Every line of the material is to be repeated exactly as it stands.

—————

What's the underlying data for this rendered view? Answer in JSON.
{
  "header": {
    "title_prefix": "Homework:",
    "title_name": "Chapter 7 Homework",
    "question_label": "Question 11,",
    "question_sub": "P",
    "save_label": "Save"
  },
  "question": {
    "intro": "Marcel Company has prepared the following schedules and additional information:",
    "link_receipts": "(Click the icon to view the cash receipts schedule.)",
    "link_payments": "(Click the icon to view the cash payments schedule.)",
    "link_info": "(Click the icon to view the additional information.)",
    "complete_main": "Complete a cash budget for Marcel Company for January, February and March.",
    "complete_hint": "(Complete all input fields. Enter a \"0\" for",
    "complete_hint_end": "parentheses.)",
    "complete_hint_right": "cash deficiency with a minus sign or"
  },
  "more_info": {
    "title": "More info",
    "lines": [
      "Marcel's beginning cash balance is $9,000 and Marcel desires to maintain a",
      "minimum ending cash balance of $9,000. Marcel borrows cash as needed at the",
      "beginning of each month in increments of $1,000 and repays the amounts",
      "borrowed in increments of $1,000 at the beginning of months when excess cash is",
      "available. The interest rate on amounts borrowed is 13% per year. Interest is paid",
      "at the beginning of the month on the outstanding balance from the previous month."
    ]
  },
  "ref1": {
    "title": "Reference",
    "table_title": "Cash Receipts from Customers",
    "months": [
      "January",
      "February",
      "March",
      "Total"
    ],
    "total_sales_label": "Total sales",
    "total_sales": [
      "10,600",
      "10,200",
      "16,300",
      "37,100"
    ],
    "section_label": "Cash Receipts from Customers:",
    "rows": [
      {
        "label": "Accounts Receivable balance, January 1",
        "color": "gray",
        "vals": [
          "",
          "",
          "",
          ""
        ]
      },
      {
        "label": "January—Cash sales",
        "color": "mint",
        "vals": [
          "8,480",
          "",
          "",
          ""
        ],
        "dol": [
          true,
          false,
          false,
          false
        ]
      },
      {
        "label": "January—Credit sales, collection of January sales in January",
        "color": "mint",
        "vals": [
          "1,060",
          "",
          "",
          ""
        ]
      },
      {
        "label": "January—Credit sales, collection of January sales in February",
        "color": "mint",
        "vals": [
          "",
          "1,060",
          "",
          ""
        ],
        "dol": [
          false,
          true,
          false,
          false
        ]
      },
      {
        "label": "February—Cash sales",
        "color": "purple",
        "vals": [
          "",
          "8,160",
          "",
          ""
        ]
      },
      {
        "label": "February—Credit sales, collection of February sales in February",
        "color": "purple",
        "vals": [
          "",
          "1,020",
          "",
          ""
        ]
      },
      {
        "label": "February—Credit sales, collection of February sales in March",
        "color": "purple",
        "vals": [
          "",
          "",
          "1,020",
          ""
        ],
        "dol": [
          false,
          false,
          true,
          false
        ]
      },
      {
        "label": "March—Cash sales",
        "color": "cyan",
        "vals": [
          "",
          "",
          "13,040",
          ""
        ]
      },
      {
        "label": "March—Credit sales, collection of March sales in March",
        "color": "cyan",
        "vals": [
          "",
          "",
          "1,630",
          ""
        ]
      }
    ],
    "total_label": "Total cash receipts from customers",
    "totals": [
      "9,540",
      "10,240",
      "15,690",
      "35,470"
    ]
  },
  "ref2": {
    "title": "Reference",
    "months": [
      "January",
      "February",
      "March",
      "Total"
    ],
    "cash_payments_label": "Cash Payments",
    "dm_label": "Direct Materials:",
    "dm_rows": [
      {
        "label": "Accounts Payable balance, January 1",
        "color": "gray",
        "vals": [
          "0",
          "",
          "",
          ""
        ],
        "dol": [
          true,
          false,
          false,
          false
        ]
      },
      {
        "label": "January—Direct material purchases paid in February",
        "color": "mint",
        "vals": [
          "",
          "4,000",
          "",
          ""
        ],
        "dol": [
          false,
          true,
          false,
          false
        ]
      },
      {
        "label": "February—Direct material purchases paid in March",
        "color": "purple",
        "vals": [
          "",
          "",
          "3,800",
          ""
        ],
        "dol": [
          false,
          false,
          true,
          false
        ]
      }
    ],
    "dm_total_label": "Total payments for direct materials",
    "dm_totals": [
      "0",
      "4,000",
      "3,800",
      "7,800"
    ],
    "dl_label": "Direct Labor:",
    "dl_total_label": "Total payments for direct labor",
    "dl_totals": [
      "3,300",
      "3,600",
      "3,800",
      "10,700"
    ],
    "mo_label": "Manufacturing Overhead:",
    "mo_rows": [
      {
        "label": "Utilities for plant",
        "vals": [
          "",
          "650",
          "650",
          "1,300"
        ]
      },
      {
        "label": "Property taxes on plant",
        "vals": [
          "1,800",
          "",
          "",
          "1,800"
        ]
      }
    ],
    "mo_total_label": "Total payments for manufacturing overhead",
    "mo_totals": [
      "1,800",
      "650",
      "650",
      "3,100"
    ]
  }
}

—————

▸ **Written solution**
What's the underlying data for this rendered view? Answer in JSON.
{
  "header": {
    "title_prefix": "Homework:",
    "title_name": "Chapter 7 Homework",
    "question_label": "Question 11,",
    "question_sub": "P",
    "save_label": "Save"
  },
  "question": {
    "intro": "Marcel Company has prepared the following schedules and additional information:",
    "link_receipts": "(Click the icon to view the cash receipts schedule.)",
    "link_payments": "(Click the icon to view the cash payments schedule.)",
    "link_info": "(Click the icon to view the additional information.)",
    "complete_main": "Complete a cash budget for Marcel Company for January, February and March.",
    "complete_hint": "(Complete all input fields. Enter a \"0\" for",
    "complete_hint_end": "parentheses.)",
    "complete_hint_right": "cash deficiency with a minus sign or"
  },
  "more_info": {
    "title": "More info",
    "lines": [
      "Marcel's beginning cash balance is $9,000 and Marcel desires to maintain a",
      "minimum ending cash balance of $9,000. Marcel borrows cash as needed at the",
      "beginning of each month in increments of $1,000 and repays the amounts",
      "borrowed in increments of $1,000 at the beginning of months when excess cash is",
      "available. The interest rate on amounts borrowed is 13% per year. Interest is paid",
      "at the beginning of the month on the outstanding balance from the previous month."
    ]
  },
  "ref1": {
    "title": "Reference",
    "table_title": "Cash Receipts from Customers",
    "months": [
      "January",
      "February",
      "March",
      "Total"
    ],
    "total_sales_label": "Total sales",
    "total_sales": [
      "10,600",
      "10,200",
      "16,300",
      "37,100"
    ],
    "section_label": "Cash Receipts from Customers:",
    "rows": [
      {
        "label": "Accounts Receivable balance, January 1",
        "color": "gray",
        "vals": [
          "",
          "",
          "",
          ""
        ]
      },
      {
        "label": "January—Cash sales",
        "color": "mint",
        "vals": [
          "8,480",
          "",
          "",
          ""
        ],
        "dol": [
          true,
          false,
          false,
          false
        ]
      },
      {
        "label": "January—Credit sales, collection of January sales in January",
        "color": "mint",
        "vals": [
          "1,060",
          "",
          "",
          ""
        ]
      },
      {
        "label": "January—Credit sales, collection of January sales in February",
        "color": "mint",
        "vals": [
          "",
          "1,060",
          "",
          ""
        ],
        "dol": [
          false,
          true,
          false,
          false
        ]
      },
      {
        "label": "February—Cash sales",
        "color": "purple",
        "vals": [
          "",
          "8,160",
          "",
          ""
        ]
      },
      {
        "label": "February—Credit sales, collection of February sales in February",
        "color": "purple",
        "vals": [
          "",
          "1,020",
          "",
          ""
        ]
      },
      {
        "label": "February—Credit sales, collection of February sales in March",
        "color": "purple",
        "vals": [
          "",
          "",
          "1,020",
          ""
        ],
        "dol": [
          false,
          false,
          true,
          false
        ]
      },
      {
        "label": "March—Cash sales",
        "color": "cyan",
        "vals": [
          "",
          "",
          "13,040",
          ""
        ]
      },
      {
        "label": "March—Credit sales, collection of March sales in March",
        "color": "cyan",
        "vals": [
          "",
          "",
          "1,630",
          ""
        ]
      }
    ],
    "total_label": "Total cash receipts from customers",
    "totals": [
      "9,540",
      "10,240",
      "15,690",
      "35,470"
    ]
  },
  "ref2": {
    "title": "Reference",
    "months": [
      "January",
      "February",
      "March",
      "Total"
    ],
    "cash_payments_label": "Cash Payments",
    "dm_label": "Direct Materials:",
    "dm_rows": [
      {
        "label": "Accounts Payable balance, January 1",
        "color": "gray",
        "vals": [
          "0",
          "",
          "",
          ""
        ],
        "dol": [
          true,
          false,
          false,
          false
        ]
      },
      {
        "label": "January—Direct material purchases paid in February",
        "color": "mint",
        "vals": [
          "",
          "4,000",
          "",
          ""
        ],
        "dol": [
          false,
          true,
          false,
          false
        ]
      },
      {
        "label": "February—Direct material purchases paid in March",
        "color": "purple",
        "vals": [
          "",
          "",
          "3,800",
          ""
        ],
        "dol": [
          false,
          false,
          true,
          false
        ]
      }
    ],
    "dm_total_label": "Total payments for direct materials",
    "dm_totals": [
      "0",
      "4,000",
      "3,800",
      "7,800"
    ],
    "dl_label": "Direct Labor:",
    "dl_total_label": "Total payments for direct labor",
    "dl_totals": [
      "3,300",
      "3,600",
      "3,800",
      "10,700"
    ],
    "mo_label": "Manufacturing Overhead:",
    "mo_rows": [
      {
        "label": "Utilities for plant",
        "vals": [
          "",
          "650",
          "650",
          "1,300"
        ]
      },
      {
        "label": "Property taxes on plant",
        "vals": [
          "1,800",
          "",
          "",
          "1,800"
        ]
      }
    ],
    "mo_total_label": "Total payments for manufacturing overhead",
    "mo_totals": [
      "1,800",
      "650",
      "650",
      "3,100"
    ]
  }
}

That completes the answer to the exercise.